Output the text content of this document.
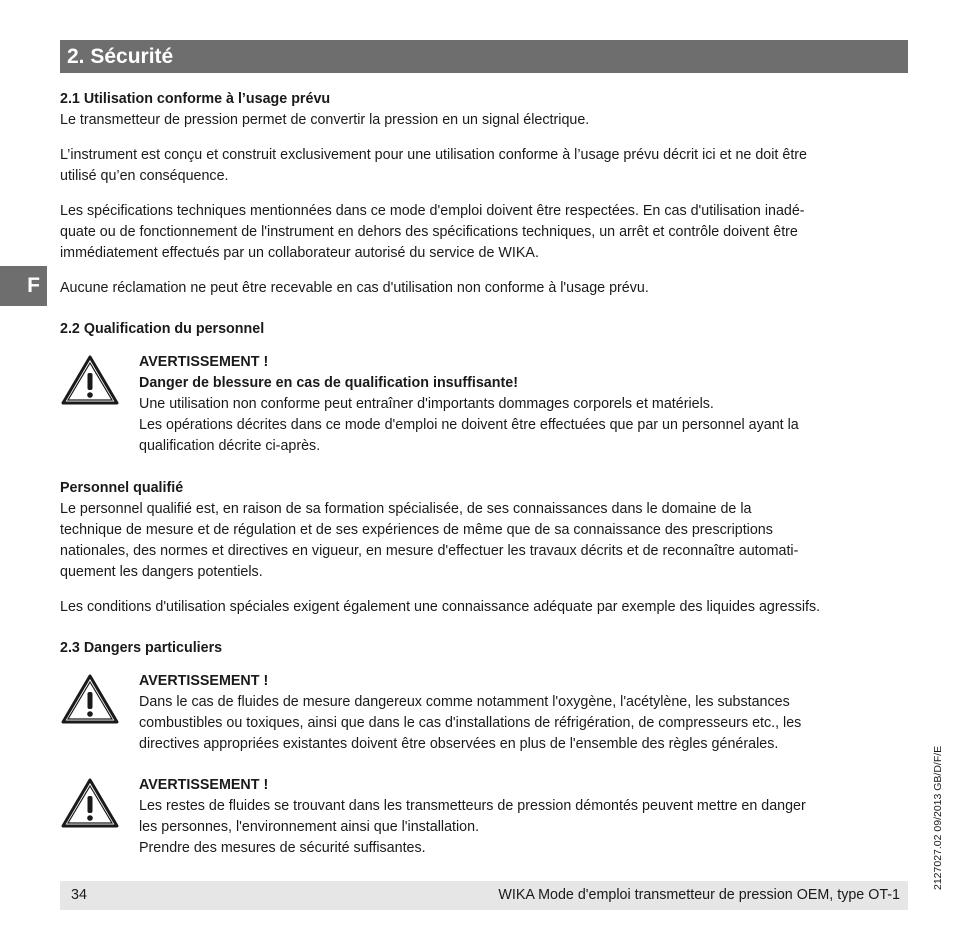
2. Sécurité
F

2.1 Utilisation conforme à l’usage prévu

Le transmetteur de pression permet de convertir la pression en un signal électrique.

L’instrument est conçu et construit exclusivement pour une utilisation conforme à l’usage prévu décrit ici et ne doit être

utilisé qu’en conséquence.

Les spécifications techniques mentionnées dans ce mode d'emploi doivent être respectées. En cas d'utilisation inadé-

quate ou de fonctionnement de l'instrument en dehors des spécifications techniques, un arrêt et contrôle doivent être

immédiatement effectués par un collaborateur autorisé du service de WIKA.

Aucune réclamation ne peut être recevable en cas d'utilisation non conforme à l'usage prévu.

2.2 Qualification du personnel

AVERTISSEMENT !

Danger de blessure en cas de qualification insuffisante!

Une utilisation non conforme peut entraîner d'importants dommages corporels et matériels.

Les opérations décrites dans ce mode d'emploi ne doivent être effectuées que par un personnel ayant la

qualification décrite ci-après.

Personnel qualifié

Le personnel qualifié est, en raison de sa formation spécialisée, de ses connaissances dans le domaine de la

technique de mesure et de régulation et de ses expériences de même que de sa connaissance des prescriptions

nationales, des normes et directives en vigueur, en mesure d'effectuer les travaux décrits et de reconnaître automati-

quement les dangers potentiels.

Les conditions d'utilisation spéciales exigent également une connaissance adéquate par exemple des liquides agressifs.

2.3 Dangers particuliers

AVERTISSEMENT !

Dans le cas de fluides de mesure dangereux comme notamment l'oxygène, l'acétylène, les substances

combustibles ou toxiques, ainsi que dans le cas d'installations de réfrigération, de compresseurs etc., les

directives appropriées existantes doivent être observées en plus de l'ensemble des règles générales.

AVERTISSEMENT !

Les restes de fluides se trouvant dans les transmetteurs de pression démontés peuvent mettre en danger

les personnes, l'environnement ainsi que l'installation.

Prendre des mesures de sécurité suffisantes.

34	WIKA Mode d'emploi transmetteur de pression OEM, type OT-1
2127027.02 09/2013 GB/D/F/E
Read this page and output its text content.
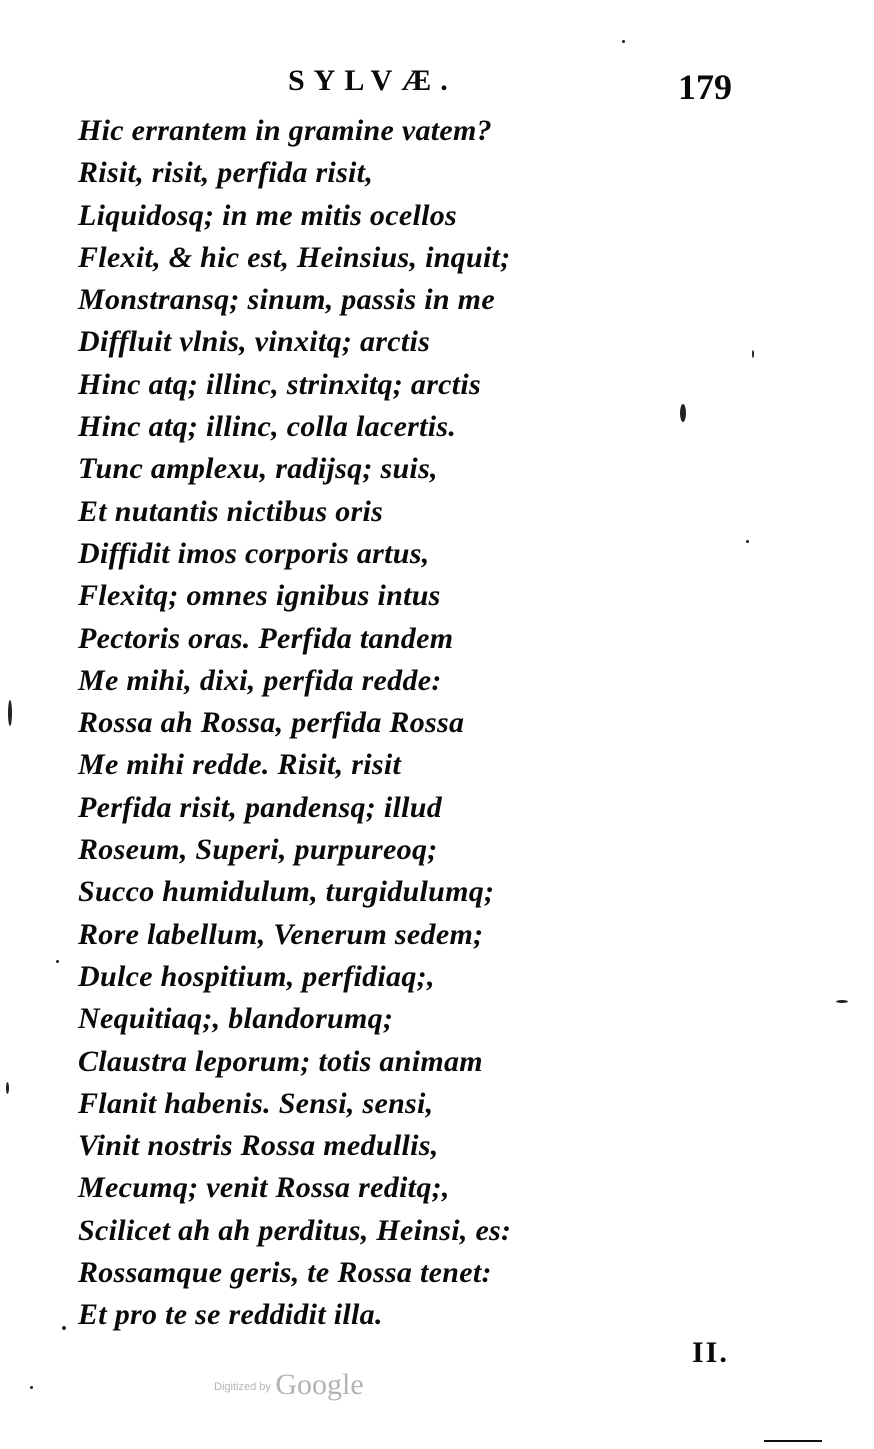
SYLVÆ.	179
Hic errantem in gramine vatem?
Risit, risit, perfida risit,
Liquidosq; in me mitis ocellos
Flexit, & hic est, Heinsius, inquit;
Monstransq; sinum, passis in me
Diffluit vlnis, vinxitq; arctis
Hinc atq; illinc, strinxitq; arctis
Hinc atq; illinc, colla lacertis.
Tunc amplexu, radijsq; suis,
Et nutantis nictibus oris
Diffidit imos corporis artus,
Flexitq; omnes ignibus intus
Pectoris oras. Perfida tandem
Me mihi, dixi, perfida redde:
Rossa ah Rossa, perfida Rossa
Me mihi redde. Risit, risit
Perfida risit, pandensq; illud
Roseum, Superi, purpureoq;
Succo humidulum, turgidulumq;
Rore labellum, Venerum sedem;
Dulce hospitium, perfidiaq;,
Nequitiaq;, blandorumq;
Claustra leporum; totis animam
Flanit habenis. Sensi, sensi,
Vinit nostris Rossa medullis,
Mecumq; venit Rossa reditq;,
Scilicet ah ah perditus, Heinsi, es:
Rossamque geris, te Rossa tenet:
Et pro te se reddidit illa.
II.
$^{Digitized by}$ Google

:::::

◆ What this task involves ◆
Exclude the pictures, and transcribe all of the material exactly.

◆ Exercise answer ◆
Output the text content of this document.
2. Sécurité
F

2.1 Utilisation conforme à l’usage prévu

Le transmetteur de pression permet de convertir la pression en un signal électrique.

L’instrument est conçu et construit exclusivement pour une utilisation conforme à l’usage prévu décrit ici et ne doit être

utilisé qu’en conséquence.

Les spécifications techniques mentionnées dans ce mode d'emploi doivent être respectées. En cas d'utilisation inadé-

quate ou de fonctionnement de l'instrument en dehors des spécifications techniques, un arrêt et contrôle doivent être

immédiatement effectués par un collaborateur autorisé du service de WIKA.

Aucune réclamation ne peut être recevable en cas d'utilisation non conforme à l'usage prévu.

2.2 Qualification du personnel

AVERTISSEMENT !

Danger de blessure en cas de qualification insuffisante!

Une utilisation non conforme peut entraîner d'importants dommages corporels et matériels.

Les opérations décrites dans ce mode d'emploi ne doivent être effectuées que par un personnel ayant la

qualification décrite ci-après.

Personnel qualifié

Le personnel qualifié est, en raison de sa formation spécialisée, de ses connaissances dans le domaine de la

technique de mesure et de régulation et de ses expériences de même que de sa connaissance des prescriptions

nationales, des normes et directives en vigueur, en mesure d'effectuer les travaux décrits et de reconnaître automati-

quement les dangers potentiels.

Les conditions d'utilisation spéciales exigent également une connaissance adéquate par exemple des liquides agressifs.

2.3 Dangers particuliers

AVERTISSEMENT !

Dans le cas de fluides de mesure dangereux comme notamment l'oxygène, l'acétylène, les substances

combustibles ou toxiques, ainsi que dans le cas d'installations de réfrigération, de compresseurs etc., les

directives appropriées existantes doivent être observées en plus de l'ensemble des règles générales.

AVERTISSEMENT !

Les restes de fluides se trouvant dans les transmetteurs de pression démontés peuvent mettre en danger

les personnes, l'environnement ainsi que l'installation.

Prendre des mesures de sécurité suffisantes.

34	WIKA Mode d'emploi transmetteur de pression OEM, type OT-1
2127027.02 09/2013 GB/D/F/E
Read this page and output its text content.
SYLVÆ.	179
Hic errantem in gramine vatem?
Risit, risit, perfida risit,
Liquidosq; in me mitis ocellos
Flexit, & hic est, Heinsius, inquit;
Monstransq; sinum, passis in me
Diffluit vlnis, vinxitq; arctis
Hinc atq; illinc, strinxitq; arctis
Hinc atq; illinc, colla lacertis.
Tunc amplexu, radijsq; suis,
Et nutantis nictibus oris
Diffidit imos corporis artus,
Flexitq; omnes ignibus intus
Pectoris oras. Perfida tandem
Me mihi, dixi, perfida redde:
Rossa ah Rossa, perfida Rossa
Me mihi redde. Risit, risit
Perfida risit, pandensq; illud
Roseum, Superi, purpureoq;
Succo humidulum, turgidulumq;
Rore labellum, Venerum sedem;
Dulce hospitium, perfidiaq;,
Nequitiaq;, blandorumq;
Claustra leporum; totis animam
Flanit habenis. Sensi, sensi,
Vinit nostris Rossa medullis,
Mecumq; venit Rossa reditq;,
Scilicet ah ah perditus, Heinsi, es:
Rossamque geris, te Rossa tenet:
Et pro te se reddidit illa.
II.
$^{Digitized by}$ Google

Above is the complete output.